- **What you are asked to do**
Write each record again exactly as it stands.

- **Working data**
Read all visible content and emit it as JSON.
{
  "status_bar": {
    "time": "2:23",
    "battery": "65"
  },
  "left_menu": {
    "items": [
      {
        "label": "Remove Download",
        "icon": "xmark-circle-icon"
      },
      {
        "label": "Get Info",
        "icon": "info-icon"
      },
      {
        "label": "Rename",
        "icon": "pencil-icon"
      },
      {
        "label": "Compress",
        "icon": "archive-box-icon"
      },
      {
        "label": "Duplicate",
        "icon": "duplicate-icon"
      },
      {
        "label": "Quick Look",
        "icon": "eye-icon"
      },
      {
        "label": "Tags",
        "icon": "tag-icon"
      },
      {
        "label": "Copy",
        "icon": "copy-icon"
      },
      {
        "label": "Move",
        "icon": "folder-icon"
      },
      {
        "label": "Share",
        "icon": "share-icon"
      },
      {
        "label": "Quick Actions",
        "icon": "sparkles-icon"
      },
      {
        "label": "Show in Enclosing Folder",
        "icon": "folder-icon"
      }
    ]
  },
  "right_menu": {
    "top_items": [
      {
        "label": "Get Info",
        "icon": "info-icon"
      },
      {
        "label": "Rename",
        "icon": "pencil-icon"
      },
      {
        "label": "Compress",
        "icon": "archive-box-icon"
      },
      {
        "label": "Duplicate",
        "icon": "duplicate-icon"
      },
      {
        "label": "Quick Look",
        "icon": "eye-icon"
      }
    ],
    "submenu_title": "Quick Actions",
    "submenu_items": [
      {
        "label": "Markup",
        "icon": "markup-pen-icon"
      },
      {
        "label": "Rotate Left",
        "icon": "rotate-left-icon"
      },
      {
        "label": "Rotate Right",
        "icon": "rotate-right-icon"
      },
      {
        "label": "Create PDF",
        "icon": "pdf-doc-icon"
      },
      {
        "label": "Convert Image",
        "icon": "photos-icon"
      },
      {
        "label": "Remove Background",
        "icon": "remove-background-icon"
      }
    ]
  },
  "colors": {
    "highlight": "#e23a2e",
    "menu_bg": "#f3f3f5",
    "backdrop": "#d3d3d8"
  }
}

- **Reply**
Read all visible content and emit it as JSON.
{
  "status_bar": {
    "time": "2:23",
    "battery": "65"
  },
  "left_menu": {
    "items": [
      {
        "label": "Remove Download",
        "icon": "xmark-circle-icon"
      },
      {
        "label": "Get Info",
        "icon": "info-icon"
      },
      {
        "label": "Rename",
        "icon": "pencil-icon"
      },
      {
        "label": "Compress",
        "icon": "archive-box-icon"
      },
      {
        "label": "Duplicate",
        "icon": "duplicate-icon"
      },
      {
        "label": "Quick Look",
        "icon": "eye-icon"
      },
      {
        "label": "Tags",
        "icon": "tag-icon"
      },
      {
        "label": "Copy",
        "icon": "copy-icon"
      },
      {
        "label": "Move",
        "icon": "folder-icon"
      },
      {
        "label": "Share",
        "icon": "share-icon"
      },
      {
        "label": "Quick Actions",
        "icon": "sparkles-icon"
      },
      {
        "label": "Show in Enclosing Folder",
        "icon": "folder-icon"
      }
    ]
  },
  "right_menu": {
    "top_items": [
      {
        "label": "Get Info",
        "icon": "info-icon"
      },
      {
        "label": "Rename",
        "icon": "pencil-icon"
      },
      {
        "label": "Compress",
        "icon": "archive-box-icon"
      },
      {
        "label": "Duplicate",
        "icon": "duplicate-icon"
      },
      {
        "label": "Quick Look",
        "icon": "eye-icon"
      }
    ],
    "submenu_title": "Quick Actions",
    "submenu_items": [
      {
        "label": "Markup",
        "icon": "markup-pen-icon"
      },
      {
        "label": "Rotate Left",
        "icon": "rotate-left-icon"
      },
      {
        "label": "Rotate Right",
        "icon": "rotate-right-icon"
      },
      {
        "label": "Create PDF",
        "icon": "pdf-doc-icon"
      },
      {
        "label": "Convert Image",
        "icon": "photos-icon"
      },
      {
        "label": "Remove Background",
        "icon": "remove-background-icon"
      }
    ]
  },
  "colors": {
    "highlight": "#e23a2e",
    "menu_bg": "#f3f3f5",
    "backdrop": "#d3d3d8"
  }
}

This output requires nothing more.